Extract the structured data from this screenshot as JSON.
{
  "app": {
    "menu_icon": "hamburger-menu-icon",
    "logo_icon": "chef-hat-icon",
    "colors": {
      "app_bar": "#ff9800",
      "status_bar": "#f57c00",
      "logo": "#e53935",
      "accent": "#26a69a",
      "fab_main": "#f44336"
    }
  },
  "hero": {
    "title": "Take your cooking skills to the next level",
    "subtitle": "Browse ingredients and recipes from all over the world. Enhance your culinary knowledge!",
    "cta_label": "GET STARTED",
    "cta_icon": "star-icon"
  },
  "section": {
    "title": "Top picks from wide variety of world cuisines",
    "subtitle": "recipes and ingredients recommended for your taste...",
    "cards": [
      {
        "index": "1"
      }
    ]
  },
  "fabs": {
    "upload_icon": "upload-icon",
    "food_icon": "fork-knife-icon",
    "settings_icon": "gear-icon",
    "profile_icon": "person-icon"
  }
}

++++++++++

[WHAT IS REQUIRED]: Each line of the material should be echoed exactly.

[THE REPLY]:
Extract the structured data from this screenshot as JSON.
{
  "app": {
    "menu_icon": "hamburger-menu-icon",
    "logo_icon": "chef-hat-icon",
    "colors": {
      "app_bar": "#ff9800",
      "status_bar": "#f57c00",
      "logo": "#e53935",
      "accent": "#26a69a",
      "fab_main": "#f44336"
    }
  },
  "hero": {
    "title": "Take your cooking skills to the next level",
    "subtitle": "Browse ingredients and recipes from all over the world. Enhance your culinary knowledge!",
    "cta_label": "GET STARTED",
    "cta_icon": "star-icon"
  },
  "section": {
    "title": "Top picks from wide variety of world cuisines",
    "subtitle": "recipes and ingredients recommended for your taste...",
    "cards": [
      {
        "index": "1"
      }
    ]
  },
  "fabs": {
    "upload_icon": "upload-icon",
    "food_icon": "fork-knife-icon",
    "settings_icon": "gear-icon",
    "profile_icon": "person-icon"
  }
}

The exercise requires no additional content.